* **Task to complete**: Make an exact transcription of the material, leaving out all images.

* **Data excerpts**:
++++++
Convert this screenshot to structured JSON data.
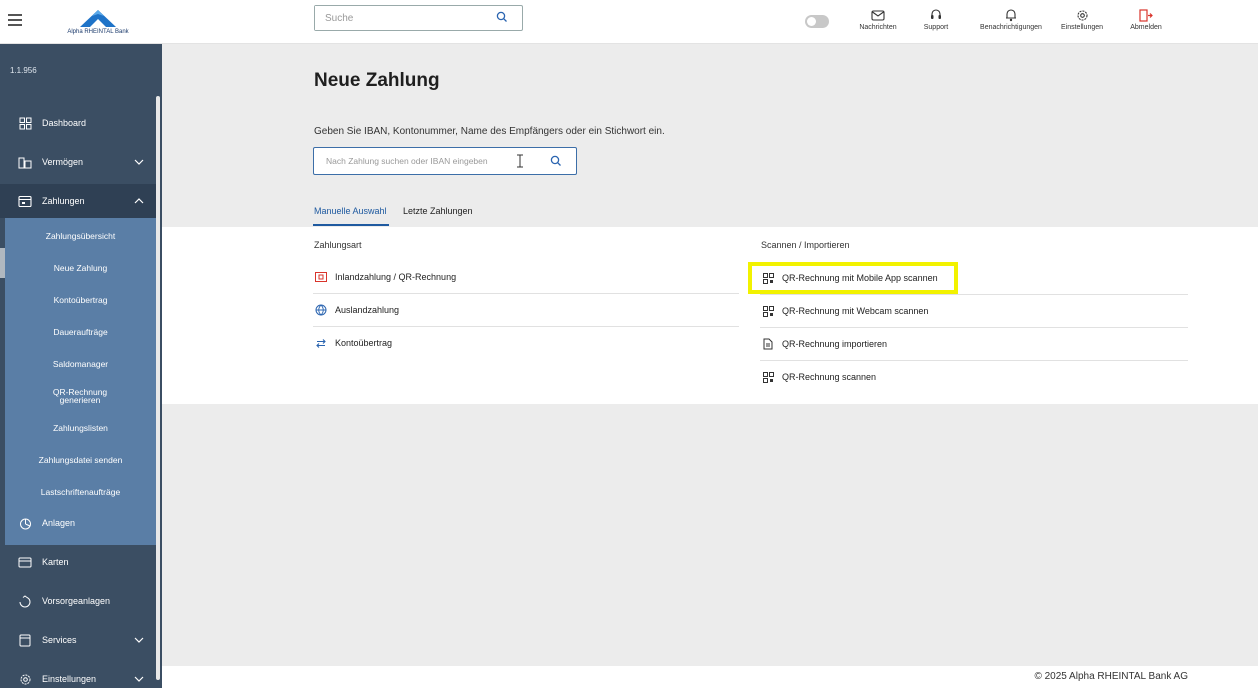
{
  "header": {
    "logo_text": "Alpha RHEINTAL Bank",
    "search_placeholder": "Suche",
    "tools": [
      {
        "label": "Nachrichten",
        "icon": "envelope-icon"
      },
      {
        "label": "Support",
        "icon": "headset-icon"
      },
      {
        "label": "Benachrichtigungen",
        "icon": "bell-icon"
      },
      {
        "label": "Einstellungen",
        "icon": "gear-icon"
      },
      {
        "label": "Abmelden",
        "icon": "logout-icon"
      }
    ],
    "logout_color": "#d9342b"
  },
  "sidebar": {
    "version": "1.1.956",
    "items": [
      {
        "label": "Dashboard",
        "icon": "dashboard-icon"
      },
      {
        "label": "Vermögen",
        "icon": "wealth-icon"
      },
      {
        "label": "Zahlungen",
        "icon": "payments-icon"
      },
      {
        "label": "Anlagen",
        "icon": "investments-icon"
      },
      {
        "label": "Karten",
        "icon": "card-icon"
      },
      {
        "label": "Vorsorgeanlagen",
        "icon": "pension-icon"
      },
      {
        "label": "Services",
        "icon": "services-icon"
      },
      {
        "label": "Einstellungen",
        "icon": "gear-icon"
      }
    ],
    "sub_items": [
      "Zahlungsübersicht",
      "Neue Zahlung",
      "Kontoübertrag",
      "Daueraufträge",
      "Saldomanager",
      "QR-Rechnung generieren",
      "Zahlungslisten",
      "Zahlungsdatei senden",
      "Lastschriftenaufträge"
    ],
    "active_sub": "Neue Zahlung"
  },
  "main": {
    "title": "Neue Zahlung",
    "instruction": "Geben Sie IBAN, Kontonummer, Name des Empfängers oder ein Stichwort ein.",
    "search_placeholder": "Nach Zahlung suchen oder IBAN eingeben",
    "tabs": [
      {
        "label": "Manuelle Auswahl",
        "active": true
      },
      {
        "label": "Letzte Zahlungen",
        "active": false
      }
    ],
    "payment_type_header": "Zahlungsart",
    "payment_types": [
      {
        "label": "Inlandzahlung / QR-Rechnung",
        "icon": "qr-bill-icon"
      },
      {
        "label": "Auslandzahlung",
        "icon": "globe-icon"
      },
      {
        "label": "Kontoübertrag",
        "icon": "transfer-arrows-icon"
      }
    ],
    "scan_header": "Scannen / Importieren",
    "scan_options": [
      {
        "label": "QR-Rechnung mit Mobile App scannen",
        "icon": "qr-code-icon"
      },
      {
        "label": "QR-Rechnung mit Webcam scannen",
        "icon": "qr-code-icon"
      },
      {
        "label": "QR-Rechnung importieren",
        "icon": "document-icon"
      },
      {
        "label": "QR-Rechnung scannen",
        "icon": "qr-code-icon"
      }
    ],
    "highlight_color": "#f2f200",
    "accent_color": "#1f5aa0"
  },
  "footer": {
    "copyright": "© 2025 Alpha RHEINTAL Bank AG"
  }
}
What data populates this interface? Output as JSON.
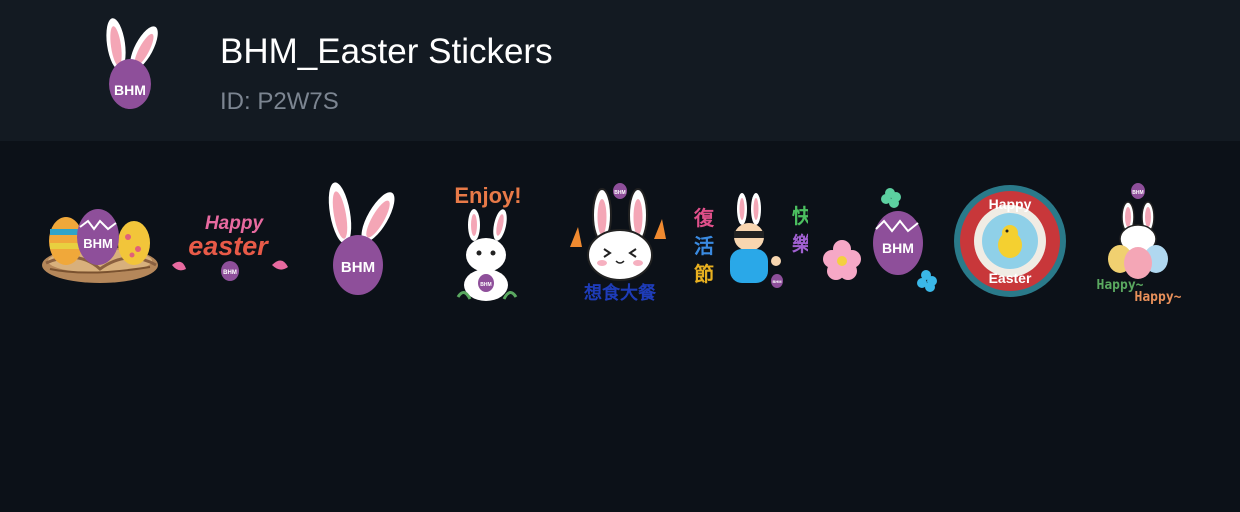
{
  "header": {
    "title": "BHM_Easter Stickers",
    "id_label": "ID: P2W7S",
    "icon": "bunny-ears-bhm-egg-icon",
    "icon_text": "BHM"
  },
  "colors": {
    "background": "#0c1118",
    "header_bg": "#131a22",
    "title": "#ffffff",
    "subtitle": "#7c8591",
    "brand_purple": "#8e4f9a",
    "ear_pink": "#f4a6b6"
  },
  "stickers": [
    {
      "name": "eggs-in-nest-sticker",
      "text": "BHM"
    },
    {
      "name": "happy-easter-lettering-sticker",
      "line1": "Happy",
      "line2": "easter",
      "badge": "BHM"
    },
    {
      "name": "bunny-ears-bhm-egg-sticker",
      "text": "BHM"
    },
    {
      "name": "enjoy-bunny-sticker",
      "text": "Enjoy!",
      "badge": "BHM"
    },
    {
      "name": "hungry-bunny-sticker",
      "text": "想食大餐",
      "badge": "BHM"
    },
    {
      "name": "happy-easter-chinese-sticker",
      "left_text": [
        "復",
        "活",
        "節"
      ],
      "right_text": [
        "快",
        "樂"
      ],
      "badge": "BHM"
    },
    {
      "name": "flower-egg-sticker",
      "text": "BHM"
    },
    {
      "name": "happy-easter-wreath-sticker",
      "top": "Happy",
      "bottom": "Easter"
    },
    {
      "name": "happy-happy-bunny-sticker",
      "line1": "Happy~",
      "line2": "Happy~",
      "badge": "BHM"
    }
  ]
}
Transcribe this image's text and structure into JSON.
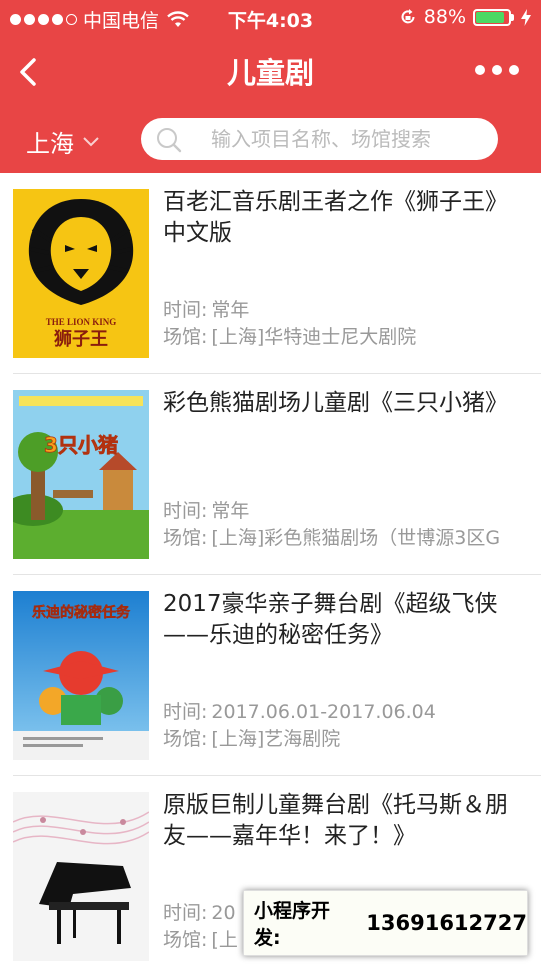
++++++
* **Written answer**:
Convert this screenshot to structured JSON data.
{
  "header": {
    "logo_text": "Alpha RHEINTAL Bank",
    "search_placeholder": "Suche",
    "tools": [
      {
        "label": "Nachrichten",
        "icon": "envelope-icon"
      },
      {
        "label": "Support",
        "icon": "headset-icon"
      },
      {
        "label": "Benachrichtigungen",
        "icon": "bell-icon"
      },
      {
        "label": "Einstellungen",
        "icon": "gear-icon"
      },
      {
        "label": "Abmelden",
        "icon": "logout-icon"
      }
    ],
    "logout_color": "#d9342b"
  },
  "sidebar": {
    "version": "1.1.956",
    "items": [
      {
        "label": "Dashboard",
        "icon": "dashboard-icon"
      },
      {
        "label": "Vermögen",
        "icon": "wealth-icon"
      },
      {
        "label": "Zahlungen",
        "icon": "payments-icon"
      },
      {
        "label": "Anlagen",
        "icon": "investments-icon"
      },
      {
        "label": "Karten",
        "icon": "card-icon"
      },
      {
        "label": "Vorsorgeanlagen",
        "icon": "pension-icon"
      },
      {
        "label": "Services",
        "icon": "services-icon"
      },
      {
        "label": "Einstellungen",
        "icon": "gear-icon"
      }
    ],
    "sub_items": [
      "Zahlungsübersicht",
      "Neue Zahlung",
      "Kontoübertrag",
      "Daueraufträge",
      "Saldomanager",
      "QR-Rechnung generieren",
      "Zahlungslisten",
      "Zahlungsdatei senden",
      "Lastschriftenaufträge"
    ],
    "active_sub": "Neue Zahlung"
  },
  "main": {
    "title": "Neue Zahlung",
    "instruction": "Geben Sie IBAN, Kontonummer, Name des Empfängers oder ein Stichwort ein.",
    "search_placeholder": "Nach Zahlung suchen oder IBAN eingeben",
    "tabs": [
      {
        "label": "Manuelle Auswahl",
        "active": true
      },
      {
        "label": "Letzte Zahlungen",
        "active": false
      }
    ],
    "payment_type_header": "Zahlungsart",
    "payment_types": [
      {
        "label": "Inlandzahlung / QR-Rechnung",
        "icon": "qr-bill-icon"
      },
      {
        "label": "Auslandzahlung",
        "icon": "globe-icon"
      },
      {
        "label": "Kontoübertrag",
        "icon": "transfer-arrows-icon"
      }
    ],
    "scan_header": "Scannen / Importieren",
    "scan_options": [
      {
        "label": "QR-Rechnung mit Mobile App scannen",
        "icon": "qr-code-icon"
      },
      {
        "label": "QR-Rechnung mit Webcam scannen",
        "icon": "qr-code-icon"
      },
      {
        "label": "QR-Rechnung importieren",
        "icon": "document-icon"
      },
      {
        "label": "QR-Rechnung scannen",
        "icon": "qr-code-icon"
      }
    ],
    "highlight_color": "#f2f200",
    "accent_color": "#1f5aa0"
  },
  "footer": {
    "copyright": "© 2025 Alpha RHEINTAL Bank AG"
  }
}
What data populates this interface? Output as JSON.
{
  "header": {
    "title": "BHM_Easter Stickers",
    "id_label": "ID: P2W7S",
    "icon": "bunny-ears-bhm-egg-icon",
    "icon_text": "BHM"
  },
  "colors": {
    "background": "#0c1118",
    "header_bg": "#131a22",
    "title": "#ffffff",
    "subtitle": "#7c8591",
    "brand_purple": "#8e4f9a",
    "ear_pink": "#f4a6b6"
  },
  "stickers": [
    {
      "name": "eggs-in-nest-sticker",
      "text": "BHM"
    },
    {
      "name": "happy-easter-lettering-sticker",
      "line1": "Happy",
      "line2": "easter",
      "badge": "BHM"
    },
    {
      "name": "bunny-ears-bhm-egg-sticker",
      "text": "BHM"
    },
    {
      "name": "enjoy-bunny-sticker",
      "text": "Enjoy!",
      "badge": "BHM"
    },
    {
      "name": "hungry-bunny-sticker",
      "text": "想食大餐",
      "badge": "BHM"
    },
    {
      "name": "happy-easter-chinese-sticker",
      "left_text": [
        "復",
        "活",
        "節"
      ],
      "right_text": [
        "快",
        "樂"
      ],
      "badge": "BHM"
    },
    {
      "name": "flower-egg-sticker",
      "text": "BHM"
    },
    {
      "name": "happy-easter-wreath-sticker",
      "top": "Happy",
      "bottom": "Easter"
    },
    {
      "name": "happy-happy-bunny-sticker",
      "line1": "Happy~",
      "line2": "Happy~",
      "badge": "BHM"
    }
  ]
}
Transcribe this image's text and structure into JSON.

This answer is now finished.